>>>>>

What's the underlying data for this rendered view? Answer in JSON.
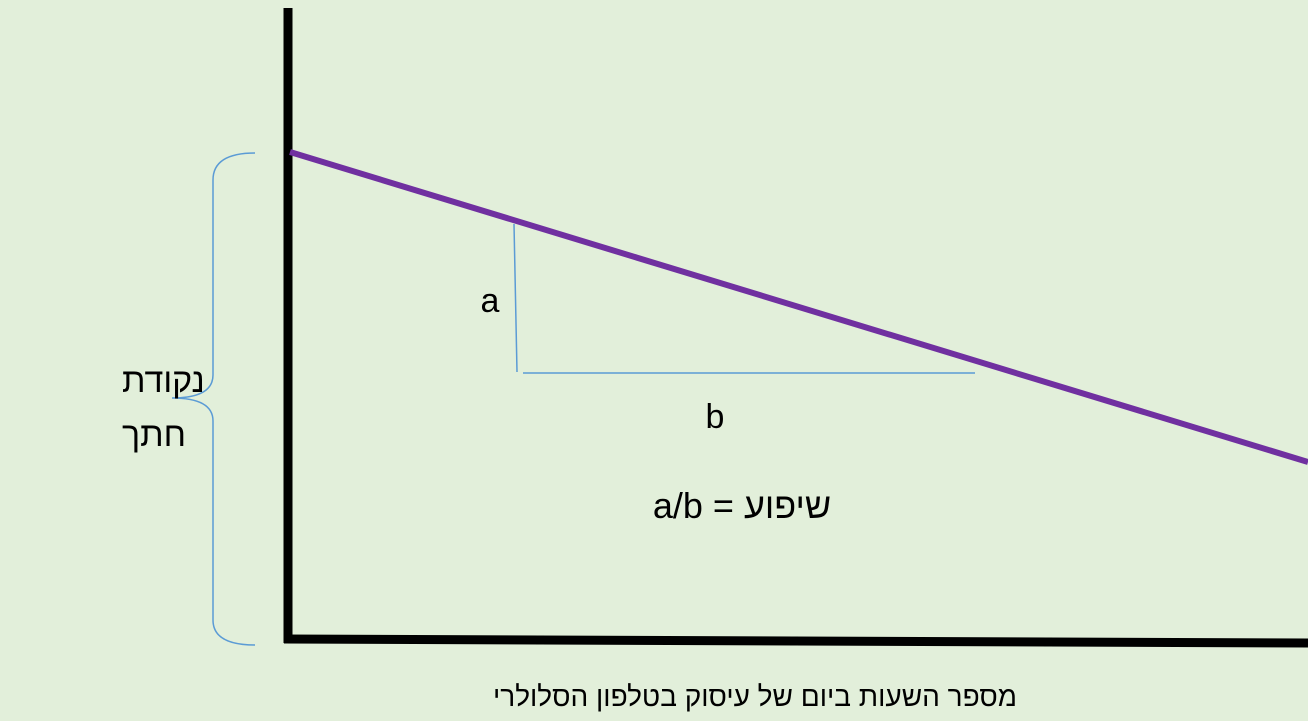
{
  "intercept_label": {
    "line1": "נקודת",
    "line2": "חתך"
  },
  "rise_label": "a",
  "run_label": "b",
  "slope_formula": "שיפוע = a/b",
  "x_axis_label": "מספר השעות ביום של עיסוק בטלפון הסלולרי"
}
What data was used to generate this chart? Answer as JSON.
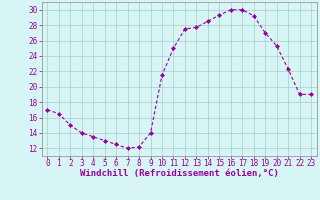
{
  "x": [
    0,
    1,
    2,
    3,
    4,
    5,
    6,
    7,
    8,
    9,
    10,
    11,
    12,
    13,
    14,
    15,
    16,
    17,
    18,
    19,
    20,
    21,
    22,
    23
  ],
  "y": [
    17.0,
    16.5,
    15.0,
    14.0,
    13.5,
    13.0,
    12.5,
    12.0,
    12.2,
    14.0,
    21.5,
    25.0,
    27.5,
    27.7,
    28.5,
    29.3,
    30.0,
    30.0,
    29.2,
    27.0,
    25.3,
    22.3,
    19.0,
    19.0
  ],
  "line_color": "#990099",
  "marker": "D",
  "marker_size": 2,
  "bg_color": "#d8f5f5",
  "grid_color": "#aacccc",
  "xlabel": "Windchill (Refroidissement éolien,°C)",
  "xlabel_fontsize": 6.5,
  "tick_fontsize": 5.5,
  "xlim": [
    -0.5,
    23.5
  ],
  "ylim": [
    11,
    31
  ],
  "yticks": [
    12,
    14,
    16,
    18,
    20,
    22,
    24,
    26,
    28,
    30
  ],
  "xticks": [
    0,
    1,
    2,
    3,
    4,
    5,
    6,
    7,
    8,
    9,
    10,
    11,
    12,
    13,
    14,
    15,
    16,
    17,
    18,
    19,
    20,
    21,
    22,
    23
  ]
}
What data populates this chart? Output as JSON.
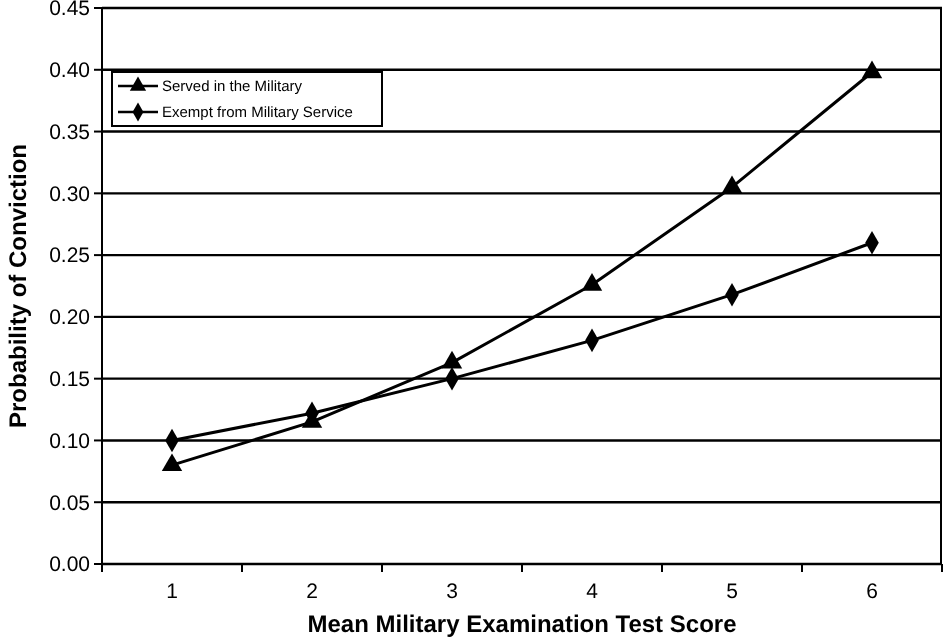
{
  "chart_data": {
    "type": "line",
    "xlabel": "Mean Military Examination Test Score",
    "ylabel": "Probability of Conviction",
    "categories": [
      "1",
      "2",
      "3",
      "4",
      "5",
      "6"
    ],
    "series": [
      {
        "name": "Served in the Military",
        "color": "#000000",
        "marker": "triangle",
        "values": [
          0.08,
          0.115,
          0.163,
          0.226,
          0.305,
          0.398
        ]
      },
      {
        "name": "Exempt from Military Service",
        "color": "#000000",
        "marker": "diamond",
        "values": [
          0.1,
          0.122,
          0.15,
          0.181,
          0.218,
          0.26
        ]
      }
    ],
    "ylim": [
      0,
      0.45
    ],
    "yticks": [
      {
        "value": 0,
        "label": "0.00"
      },
      {
        "value": 0.05,
        "label": "0.05"
      },
      {
        "value": 0.1,
        "label": "0.10"
      },
      {
        "value": 0.15,
        "label": "0.15"
      },
      {
        "value": 0.2,
        "label": "0.20"
      },
      {
        "value": 0.25,
        "label": "0.25"
      },
      {
        "value": 0.3,
        "label": "0.30"
      },
      {
        "value": 0.35,
        "label": "0.35"
      },
      {
        "value": 0.4,
        "label": "0.40"
      },
      {
        "value": 0.45,
        "label": "0.45"
      }
    ],
    "grid": "y",
    "legend": "top left",
    "line_style": "solid"
  }
}
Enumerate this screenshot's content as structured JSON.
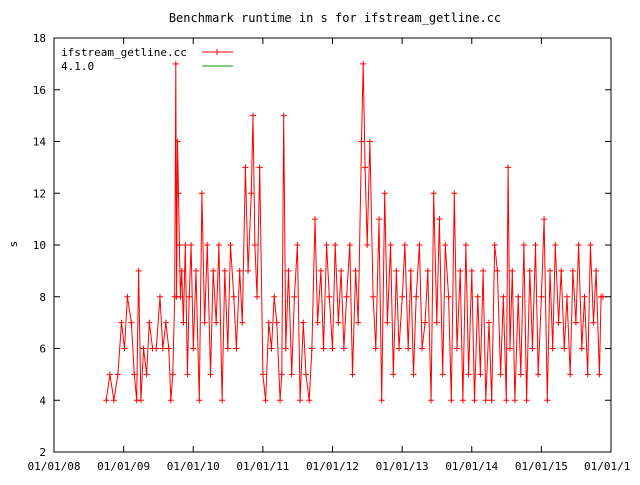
{
  "chart_data": {
    "type": "line",
    "title": "Benchmark runtime in s for ifstream_getline.cc",
    "xlabel": "",
    "ylabel": "s",
    "ylim": [
      2,
      18
    ],
    "yticks": [
      "2",
      "4",
      "6",
      "8",
      "10",
      "12",
      "14",
      "16",
      "18"
    ],
    "xlim": [
      "2008-01-01",
      "2016-01-01"
    ],
    "xticks": [
      "01/01/08",
      "01/01/09",
      "01/01/10",
      "01/01/11",
      "01/01/12",
      "01/01/13",
      "01/01/14",
      "01/01/15",
      "01/01/1"
    ],
    "grid": false,
    "legend_position": "top-left",
    "series": [
      {
        "name": "ifstream_getline.cc",
        "color": "#ff0000",
        "marker": "plus",
        "points": [
          [
            "2008-10-01",
            4
          ],
          [
            "2008-10-20",
            5
          ],
          [
            "2008-11-10",
            4
          ],
          [
            "2008-12-01",
            5
          ],
          [
            "2008-12-20",
            7
          ],
          [
            "2009-01-05",
            6
          ],
          [
            "2009-01-20",
            8
          ],
          [
            "2009-02-10",
            7
          ],
          [
            "2009-02-25",
            5
          ],
          [
            "2009-03-10",
            4
          ],
          [
            "2009-03-20",
            9
          ],
          [
            "2009-04-01",
            4
          ],
          [
            "2009-04-15",
            6
          ],
          [
            "2009-05-01",
            5
          ],
          [
            "2009-05-15",
            7
          ],
          [
            "2009-06-01",
            6
          ],
          [
            "2009-06-20",
            6
          ],
          [
            "2009-07-10",
            8
          ],
          [
            "2009-07-25",
            6
          ],
          [
            "2009-08-10",
            7
          ],
          [
            "2009-08-25",
            6
          ],
          [
            "2009-09-05",
            4
          ],
          [
            "2009-09-15",
            5
          ],
          [
            "2009-09-25",
            8
          ],
          [
            "2009-10-01",
            17
          ],
          [
            "2009-10-05",
            8
          ],
          [
            "2009-10-10",
            14
          ],
          [
            "2009-10-15",
            12
          ],
          [
            "2009-10-20",
            10
          ],
          [
            "2009-10-25",
            8
          ],
          [
            "2009-11-01",
            9
          ],
          [
            "2009-11-10",
            7
          ],
          [
            "2009-11-20",
            10
          ],
          [
            "2009-12-01",
            5
          ],
          [
            "2009-12-10",
            8
          ],
          [
            "2009-12-20",
            10
          ],
          [
            "2010-01-01",
            6
          ],
          [
            "2010-01-15",
            9
          ],
          [
            "2010-02-01",
            4
          ],
          [
            "2010-02-15",
            12
          ],
          [
            "2010-03-01",
            7
          ],
          [
            "2010-03-15",
            10
          ],
          [
            "2010-04-01",
            5
          ],
          [
            "2010-04-15",
            9
          ],
          [
            "2010-05-01",
            7
          ],
          [
            "2010-05-15",
            10
          ],
          [
            "2010-06-01",
            4
          ],
          [
            "2010-06-15",
            9
          ],
          [
            "2010-07-01",
            6
          ],
          [
            "2010-07-15",
            10
          ],
          [
            "2010-08-01",
            8
          ],
          [
            "2010-08-15",
            6
          ],
          [
            "2010-09-01",
            9
          ],
          [
            "2010-09-15",
            7
          ],
          [
            "2010-10-01",
            13
          ],
          [
            "2010-10-15",
            9
          ],
          [
            "2010-11-01",
            12
          ],
          [
            "2010-11-10",
            15
          ],
          [
            "2010-11-20",
            10
          ],
          [
            "2010-12-01",
            8
          ],
          [
            "2010-12-15",
            13
          ],
          [
            "2011-01-01",
            5
          ],
          [
            "2011-01-15",
            4
          ],
          [
            "2011-02-01",
            7
          ],
          [
            "2011-02-15",
            6
          ],
          [
            "2011-03-01",
            8
          ],
          [
            "2011-03-15",
            7
          ],
          [
            "2011-04-01",
            4
          ],
          [
            "2011-04-10",
            5
          ],
          [
            "2011-04-20",
            15
          ],
          [
            "2011-05-01",
            6
          ],
          [
            "2011-05-15",
            9
          ],
          [
            "2011-06-01",
            5
          ],
          [
            "2011-06-15",
            8
          ],
          [
            "2011-07-01",
            10
          ],
          [
            "2011-07-15",
            4
          ],
          [
            "2011-08-01",
            7
          ],
          [
            "2011-08-15",
            5
          ],
          [
            "2011-09-01",
            4
          ],
          [
            "2011-09-15",
            6
          ],
          [
            "2011-10-01",
            11
          ],
          [
            "2011-10-15",
            7
          ],
          [
            "2011-11-01",
            9
          ],
          [
            "2011-11-15",
            6
          ],
          [
            "2011-12-01",
            10
          ],
          [
            "2011-12-15",
            8
          ],
          [
            "2012-01-01",
            6
          ],
          [
            "2012-01-15",
            10
          ],
          [
            "2012-02-01",
            7
          ],
          [
            "2012-02-15",
            9
          ],
          [
            "2012-03-01",
            6
          ],
          [
            "2012-03-15",
            8
          ],
          [
            "2012-04-01",
            10
          ],
          [
            "2012-04-15",
            5
          ],
          [
            "2012-05-01",
            9
          ],
          [
            "2012-05-15",
            7
          ],
          [
            "2012-06-01",
            14
          ],
          [
            "2012-06-10",
            17
          ],
          [
            "2012-06-20",
            13
          ],
          [
            "2012-07-01",
            10
          ],
          [
            "2012-07-15",
            14
          ],
          [
            "2012-08-01",
            8
          ],
          [
            "2012-08-15",
            6
          ],
          [
            "2012-09-01",
            11
          ],
          [
            "2012-09-15",
            4
          ],
          [
            "2012-10-01",
            12
          ],
          [
            "2012-10-15",
            7
          ],
          [
            "2012-11-01",
            10
          ],
          [
            "2012-11-15",
            5
          ],
          [
            "2012-12-01",
            9
          ],
          [
            "2012-12-15",
            6
          ],
          [
            "2013-01-01",
            8
          ],
          [
            "2013-01-15",
            10
          ],
          [
            "2013-02-01",
            6
          ],
          [
            "2013-02-15",
            9
          ],
          [
            "2013-03-01",
            5
          ],
          [
            "2013-03-15",
            8
          ],
          [
            "2013-04-01",
            10
          ],
          [
            "2013-04-15",
            6
          ],
          [
            "2013-05-01",
            7
          ],
          [
            "2013-05-15",
            9
          ],
          [
            "2013-06-01",
            4
          ],
          [
            "2013-06-15",
            12
          ],
          [
            "2013-07-01",
            7
          ],
          [
            "2013-07-15",
            11
          ],
          [
            "2013-08-01",
            5
          ],
          [
            "2013-08-15",
            10
          ],
          [
            "2013-09-01",
            8
          ],
          [
            "2013-09-15",
            4
          ],
          [
            "2013-10-01",
            12
          ],
          [
            "2013-10-15",
            6
          ],
          [
            "2013-11-01",
            9
          ],
          [
            "2013-11-15",
            4
          ],
          [
            "2013-12-01",
            10
          ],
          [
            "2013-12-15",
            5
          ],
          [
            "2014-01-01",
            9
          ],
          [
            "2014-01-15",
            4
          ],
          [
            "2014-02-01",
            8
          ],
          [
            "2014-02-15",
            5
          ],
          [
            "2014-03-01",
            9
          ],
          [
            "2014-03-15",
            4
          ],
          [
            "2014-04-01",
            7
          ],
          [
            "2014-04-15",
            4
          ],
          [
            "2014-05-01",
            10
          ],
          [
            "2014-05-15",
            9
          ],
          [
            "2014-06-01",
            5
          ],
          [
            "2014-06-15",
            8
          ],
          [
            "2014-07-01",
            4
          ],
          [
            "2014-07-10",
            13
          ],
          [
            "2014-07-20",
            6
          ],
          [
            "2014-08-01",
            9
          ],
          [
            "2014-08-15",
            4
          ],
          [
            "2014-09-01",
            8
          ],
          [
            "2014-09-15",
            5
          ],
          [
            "2014-10-01",
            10
          ],
          [
            "2014-10-15",
            4
          ],
          [
            "2014-11-01",
            9
          ],
          [
            "2014-11-15",
            6
          ],
          [
            "2014-12-01",
            10
          ],
          [
            "2014-12-15",
            5
          ],
          [
            "2015-01-01",
            8
          ],
          [
            "2015-01-15",
            11
          ],
          [
            "2015-02-01",
            4
          ],
          [
            "2015-02-15",
            9
          ],
          [
            "2015-03-01",
            6
          ],
          [
            "2015-03-15",
            10
          ],
          [
            "2015-04-01",
            7
          ],
          [
            "2015-04-15",
            9
          ],
          [
            "2015-05-01",
            6
          ],
          [
            "2015-05-15",
            8
          ],
          [
            "2015-06-01",
            5
          ],
          [
            "2015-06-15",
            9
          ],
          [
            "2015-07-01",
            7
          ],
          [
            "2015-07-15",
            10
          ],
          [
            "2015-08-01",
            6
          ],
          [
            "2015-08-15",
            8
          ],
          [
            "2015-09-01",
            5
          ],
          [
            "2015-09-15",
            10
          ],
          [
            "2015-10-01",
            7
          ],
          [
            "2015-10-15",
            9
          ],
          [
            "2015-11-01",
            5
          ],
          [
            "2015-11-10",
            8
          ],
          [
            "2015-11-20",
            8
          ]
        ]
      },
      {
        "name": "4.1.0",
        "color": "#00a000",
        "marker": "none",
        "points": []
      }
    ]
  }
}
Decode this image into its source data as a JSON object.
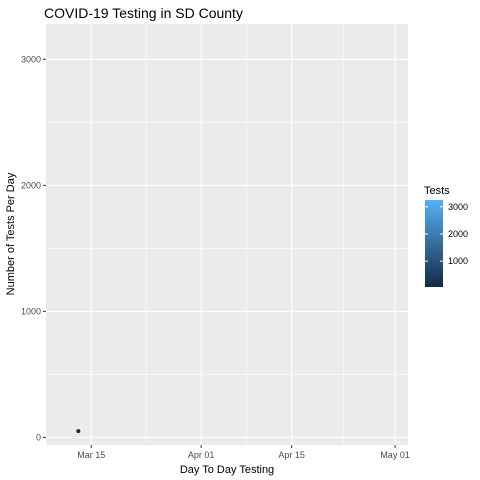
{
  "chart_data": {
    "type": "scatter",
    "title": "COVID-19 Testing in SD County",
    "xlabel": "Day To Day Testing",
    "ylabel": "Number of Tests Per Day",
    "x_tick_labels": [
      "Mar 15",
      "Apr 01",
      "Apr 15",
      "May 01"
    ],
    "x_tick_dates": [
      "2020-03-15",
      "2020-04-01",
      "2020-04-15",
      "2020-05-01"
    ],
    "xlim": [
      "2020-03-08",
      "2020-05-03"
    ],
    "y_ticks": [
      0,
      1000,
      2000,
      3000
    ],
    "y_tick_labels": [
      "0",
      "1000",
      "2000",
      "3000"
    ],
    "ylim": [
      -60,
      3280
    ],
    "points": [
      {
        "x": "2020-03-13",
        "y": 50
      }
    ],
    "color_scale": {
      "name": "Tests",
      "range": [
        50,
        3250
      ],
      "low_color": "#132b43",
      "high_color": "#56b1f7",
      "legend_ticks": [
        1000,
        2000,
        3000
      ],
      "legend_tick_labels": [
        "1000",
        "2000",
        "3000"
      ]
    },
    "grid": true,
    "legend_position": "right",
    "panel_background": "#ebebeb",
    "grid_color": "#ffffff"
  }
}
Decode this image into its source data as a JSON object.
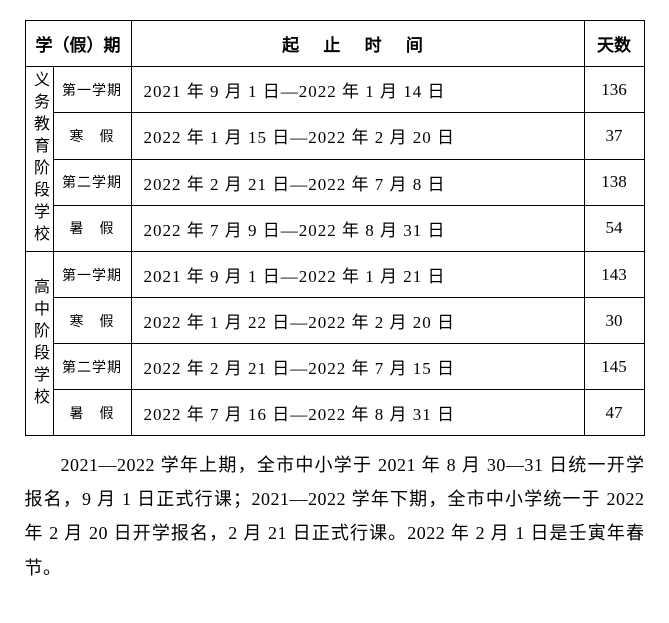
{
  "header": {
    "term_col": "学（假）期",
    "range_col": "起 止 时 间",
    "days_col": "天数"
  },
  "groups": [
    {
      "label": "义务教育阶段学校",
      "rows": [
        {
          "term": "第一学期",
          "range": "2021 年 9 月 1 日—2022 年 1 月 14 日",
          "days": "136"
        },
        {
          "term": "寒　假",
          "range": "2022 年 1 月 15 日—2022 年 2 月 20 日",
          "days": "37"
        },
        {
          "term": "第二学期",
          "range": "2022 年 2 月 21 日—2022 年 7 月 8 日",
          "days": "138"
        },
        {
          "term": "暑　假",
          "range": "2022 年 7 月 9 日—2022 年 8 月 31 日",
          "days": "54"
        }
      ]
    },
    {
      "label": "高中阶段学校",
      "rows": [
        {
          "term": "第一学期",
          "range": "2021 年 9 月 1 日—2022 年 1 月 21 日",
          "days": "143"
        },
        {
          "term": "寒　假",
          "range": "2022 年 1 月 22 日—2022 年 2 月 20 日",
          "days": "30"
        },
        {
          "term": "第二学期",
          "range": "2022 年 2 月 21 日—2022 年 7 月 15 日",
          "days": "145"
        },
        {
          "term": "暑　假",
          "range": "2022 年 7 月 16 日—2022 年 8 月 31 日",
          "days": "47"
        }
      ]
    }
  ],
  "paragraph": "2021—2022 学年上期，全市中小学于 2021 年 8 月 30—31 日统一开学报名，9 月 1 日正式行课；2021—2022 学年下期，全市中小学统一于 2022 年 2 月 20 日开学报名，2 月 21 日正式行课。2022 年 2 月 1 日是壬寅年春节。",
  "style": {
    "font_family": "SimSun",
    "border_color": "#000000",
    "background": "#ffffff",
    "text_color": "#000000",
    "table_font_size_pt": 13,
    "para_font_size_pt": 14
  }
}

<<<<<

Exercise instructions: Go through the records and show every line with the string "What" in it.

Finished exercise:
What's the underlying data for this rendered view? Answer in JSON.
What data was used to generate this chart? Answer as JSON.
What data populates this chart? Output as JSON.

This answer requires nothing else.